## [What is needed]
Every record below should be printed again exactly, with its pictures removed.

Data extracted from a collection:
▽
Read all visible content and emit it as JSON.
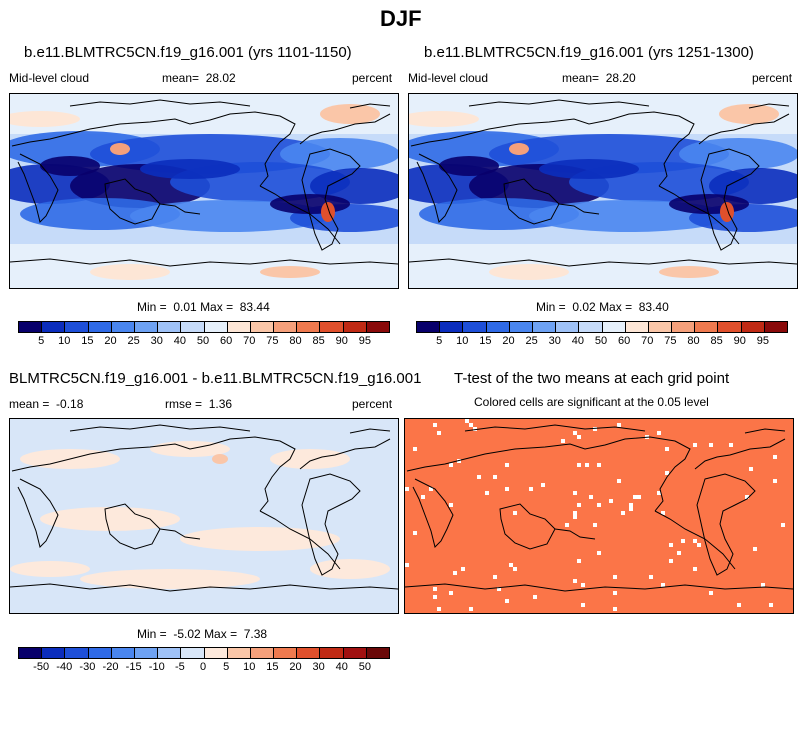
{
  "main_title": "DJF",
  "top_left": {
    "title": "b.e11.BLMTRC5CN.f19_g16.001 (yrs 1101-1150)",
    "variable": "Mid-level cloud",
    "mean_label": "mean=",
    "mean_value": "28.02",
    "units": "percent",
    "min_label": "Min =",
    "min_value": "0.01",
    "max_label": "Max =",
    "max_value": "83.44"
  },
  "top_right": {
    "title": "b.e11.BLMTRC5CN.f19_g16.001 (yrs 1251-1300)",
    "variable": "Mid-level cloud",
    "mean_label": "mean=",
    "mean_value": "28.20",
    "units": "percent",
    "min_label": "Min =",
    "min_value": "0.02",
    "max_label": "Max =",
    "max_value": "83.40"
  },
  "bottom_left": {
    "title": "BLMTRC5CN.f19_g16.001 - b.e11.BLMTRC5CN.f19_g16.001",
    "mean_label": "mean =",
    "mean_value": "-0.18",
    "rmse_label": "rmse =",
    "rmse_value": "1.36",
    "units": "percent",
    "min_label": "Min =",
    "min_value": "-5.02",
    "max_label": "Max =",
    "max_value": "7.38"
  },
  "bottom_right": {
    "title": "T-test of the two means at each grid point",
    "subtitle": "Colored cells are significant at the 0.05 level"
  },
  "colorbar_main": {
    "labels": [
      "5",
      "10",
      "15",
      "20",
      "25",
      "30",
      "40",
      "50",
      "60",
      "70",
      "75",
      "80",
      "85",
      "90",
      "95"
    ],
    "colors": [
      "#08006b",
      "#0b2dbd",
      "#1e4fd8",
      "#2f6ae6",
      "#4a86ef",
      "#6ea2f3",
      "#9fc2f7",
      "#c6dbf9",
      "#e6f0fb",
      "#fde6d6",
      "#fac6a8",
      "#f5a07b",
      "#ef7a4f",
      "#e0502c",
      "#c02a14",
      "#8a0a0a"
    ]
  },
  "colorbar_diff": {
    "labels": [
      "-50",
      "-40",
      "-30",
      "-20",
      "-15",
      "-10",
      "-5",
      "0",
      "5",
      "10",
      "15",
      "20",
      "30",
      "40",
      "50"
    ],
    "colors": [
      "#08006b",
      "#0b2dbd",
      "#1e4fd8",
      "#2f6ae6",
      "#4a86ef",
      "#6ea2f3",
      "#9fc2f7",
      "#d8e6f8",
      "#fde9dc",
      "#fac6a8",
      "#f5a07b",
      "#ef7a4f",
      "#e0502c",
      "#c02a14",
      "#a01010",
      "#6a0808"
    ]
  },
  "colors": {
    "ttest_fill": "#fb7548",
    "land_line": "#000000"
  }
}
△
## [Problem solution]
Read all visible content and emit it as JSON.
{
  "main_title": "DJF",
  "top_left": {
    "title": "b.e11.BLMTRC5CN.f19_g16.001 (yrs 1101-1150)",
    "variable": "Mid-level cloud",
    "mean_label": "mean=",
    "mean_value": "28.02",
    "units": "percent",
    "min_label": "Min =",
    "min_value": "0.01",
    "max_label": "Max =",
    "max_value": "83.44"
  },
  "top_right": {
    "title": "b.e11.BLMTRC5CN.f19_g16.001 (yrs 1251-1300)",
    "variable": "Mid-level cloud",
    "mean_label": "mean=",
    "mean_value": "28.20",
    "units": "percent",
    "min_label": "Min =",
    "min_value": "0.02",
    "max_label": "Max =",
    "max_value": "83.40"
  },
  "bottom_left": {
    "title": "BLMTRC5CN.f19_g16.001 - b.e11.BLMTRC5CN.f19_g16.001",
    "mean_label": "mean =",
    "mean_value": "-0.18",
    "rmse_label": "rmse =",
    "rmse_value": "1.36",
    "units": "percent",
    "min_label": "Min =",
    "min_value": "-5.02",
    "max_label": "Max =",
    "max_value": "7.38"
  },
  "bottom_right": {
    "title": "T-test of the two means at each grid point",
    "subtitle": "Colored cells are significant at the 0.05 level"
  },
  "colorbar_main": {
    "labels": [
      "5",
      "10",
      "15",
      "20",
      "25",
      "30",
      "40",
      "50",
      "60",
      "70",
      "75",
      "80",
      "85",
      "90",
      "95"
    ],
    "colors": [
      "#08006b",
      "#0b2dbd",
      "#1e4fd8",
      "#2f6ae6",
      "#4a86ef",
      "#6ea2f3",
      "#9fc2f7",
      "#c6dbf9",
      "#e6f0fb",
      "#fde6d6",
      "#fac6a8",
      "#f5a07b",
      "#ef7a4f",
      "#e0502c",
      "#c02a14",
      "#8a0a0a"
    ]
  },
  "colorbar_diff": {
    "labels": [
      "-50",
      "-40",
      "-30",
      "-20",
      "-15",
      "-10",
      "-5",
      "0",
      "5",
      "10",
      "15",
      "20",
      "30",
      "40",
      "50"
    ],
    "colors": [
      "#08006b",
      "#0b2dbd",
      "#1e4fd8",
      "#2f6ae6",
      "#4a86ef",
      "#6ea2f3",
      "#9fc2f7",
      "#d8e6f8",
      "#fde9dc",
      "#fac6a8",
      "#f5a07b",
      "#ef7a4f",
      "#e0502c",
      "#c02a14",
      "#a01010",
      "#6a0808"
    ]
  },
  "colors": {
    "ttest_fill": "#fb7548",
    "land_line": "#000000"
  }
}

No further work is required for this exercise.